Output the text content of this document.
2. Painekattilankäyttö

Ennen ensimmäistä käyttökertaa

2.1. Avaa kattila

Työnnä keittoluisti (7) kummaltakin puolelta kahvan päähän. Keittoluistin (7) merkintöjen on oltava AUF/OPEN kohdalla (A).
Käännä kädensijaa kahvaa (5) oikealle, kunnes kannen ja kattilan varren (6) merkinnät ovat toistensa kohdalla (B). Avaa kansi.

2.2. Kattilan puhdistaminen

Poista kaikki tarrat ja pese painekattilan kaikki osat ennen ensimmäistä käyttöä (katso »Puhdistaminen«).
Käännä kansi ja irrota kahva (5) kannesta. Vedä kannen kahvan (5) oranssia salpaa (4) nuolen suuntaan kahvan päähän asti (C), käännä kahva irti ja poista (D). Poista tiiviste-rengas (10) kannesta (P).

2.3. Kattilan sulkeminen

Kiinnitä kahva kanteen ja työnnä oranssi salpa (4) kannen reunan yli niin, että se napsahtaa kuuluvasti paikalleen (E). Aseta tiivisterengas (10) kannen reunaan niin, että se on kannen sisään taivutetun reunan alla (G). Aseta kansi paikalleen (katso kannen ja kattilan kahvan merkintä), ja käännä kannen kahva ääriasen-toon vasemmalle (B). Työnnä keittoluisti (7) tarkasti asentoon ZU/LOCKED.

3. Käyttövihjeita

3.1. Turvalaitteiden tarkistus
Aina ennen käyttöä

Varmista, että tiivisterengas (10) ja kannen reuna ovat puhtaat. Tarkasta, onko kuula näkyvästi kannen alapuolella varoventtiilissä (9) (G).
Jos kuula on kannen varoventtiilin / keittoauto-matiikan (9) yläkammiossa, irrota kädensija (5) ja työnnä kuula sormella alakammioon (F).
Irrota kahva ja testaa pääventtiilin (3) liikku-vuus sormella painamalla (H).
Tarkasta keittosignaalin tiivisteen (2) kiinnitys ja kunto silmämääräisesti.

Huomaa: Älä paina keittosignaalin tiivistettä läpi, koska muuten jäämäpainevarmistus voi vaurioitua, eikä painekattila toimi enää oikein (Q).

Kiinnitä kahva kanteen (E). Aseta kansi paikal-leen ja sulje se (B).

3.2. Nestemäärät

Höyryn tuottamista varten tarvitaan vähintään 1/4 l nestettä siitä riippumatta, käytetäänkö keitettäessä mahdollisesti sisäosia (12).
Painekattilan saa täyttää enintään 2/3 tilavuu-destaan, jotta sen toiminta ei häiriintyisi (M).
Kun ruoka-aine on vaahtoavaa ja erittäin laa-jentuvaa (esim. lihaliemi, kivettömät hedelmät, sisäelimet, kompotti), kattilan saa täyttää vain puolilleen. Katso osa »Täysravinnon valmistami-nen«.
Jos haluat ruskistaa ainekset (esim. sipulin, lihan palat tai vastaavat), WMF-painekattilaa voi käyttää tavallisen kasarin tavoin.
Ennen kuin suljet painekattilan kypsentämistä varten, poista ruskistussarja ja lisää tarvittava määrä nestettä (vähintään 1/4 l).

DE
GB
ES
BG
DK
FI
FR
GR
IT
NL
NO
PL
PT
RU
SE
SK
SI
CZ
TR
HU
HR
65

Problem description
Reproduce the records above exactly as they appear.

Reply to the exercise
Output the text content of this document.
2. Painekattilankäyttö

Ennen ensimmäistä käyttökertaa

2.1. Avaa kattila

Työnnä keittoluisti (7) kummaltakin puolelta kahvan päähän. Keittoluistin (7) merkintöjen on oltava AUF/OPEN kohdalla (A).
Käännä kädensijaa kahvaa (5) oikealle, kunnes kannen ja kattilan varren (6) merkinnät ovat toistensa kohdalla (B). Avaa kansi.

2.2. Kattilan puhdistaminen

Poista kaikki tarrat ja pese painekattilan kaikki osat ennen ensimmäistä käyttöä (katso »Puhdistaminen«).
Käännä kansi ja irrota kahva (5) kannesta. Vedä kannen kahvan (5) oranssia salpaa (4) nuolen suuntaan kahvan päähän asti (C), käännä kahva irti ja poista (D). Poista tiiviste-rengas (10) kannesta (P).

2.3. Kattilan sulkeminen

Kiinnitä kahva kanteen ja työnnä oranssi salpa (4) kannen reunan yli niin, että se napsahtaa kuuluvasti paikalleen (E). Aseta tiivisterengas (10) kannen reunaan niin, että se on kannen sisään taivutetun reunan alla (G). Aseta kansi paikalleen (katso kannen ja kattilan kahvan merkintä), ja käännä kannen kahva ääriasen-toon vasemmalle (B). Työnnä keittoluisti (7) tarkasti asentoon ZU/LOCKED.

3. Käyttövihjeita

3.1. Turvalaitteiden tarkistus
Aina ennen käyttöä

Varmista, että tiivisterengas (10) ja kannen reuna ovat puhtaat. Tarkasta, onko kuula näkyvästi kannen alapuolella varoventtiilissä (9) (G).
Jos kuula on kannen varoventtiilin / keittoauto-matiikan (9) yläkammiossa, irrota kädensija (5) ja työnnä kuula sormella alakammioon (F).
Irrota kahva ja testaa pääventtiilin (3) liikku-vuus sormella painamalla (H).
Tarkasta keittosignaalin tiivisteen (2) kiinnitys ja kunto silmämääräisesti.

Huomaa: Älä paina keittosignaalin tiivistettä läpi, koska muuten jäämäpainevarmistus voi vaurioitua, eikä painekattila toimi enää oikein (Q).

Kiinnitä kahva kanteen (E). Aseta kansi paikal-leen ja sulje se (B).

3.2. Nestemäärät

Höyryn tuottamista varten tarvitaan vähintään 1/4 l nestettä siitä riippumatta, käytetäänkö keitettäessä mahdollisesti sisäosia (12).
Painekattilan saa täyttää enintään 2/3 tilavuu-destaan, jotta sen toiminta ei häiriintyisi (M).
Kun ruoka-aine on vaahtoavaa ja erittäin laa-jentuvaa (esim. lihaliemi, kivettömät hedelmät, sisäelimet, kompotti), kattilan saa täyttää vain puolilleen. Katso osa »Täysravinnon valmistami-nen«.
Jos haluat ruskistaa ainekset (esim. sipulin, lihan palat tai vastaavat), WMF-painekattilaa voi käyttää tavallisen kasarin tavoin.
Ennen kuin suljet painekattilan kypsentämistä varten, poista ruskistussarja ja lisää tarvittava määrä nestettä (vähintään 1/4 l).

DE
GB
ES
BG
DK
FI
FR
GR
IT
NL
NO
PL
PT
RU
SE
SK
SI
CZ
TR
HU
HR
65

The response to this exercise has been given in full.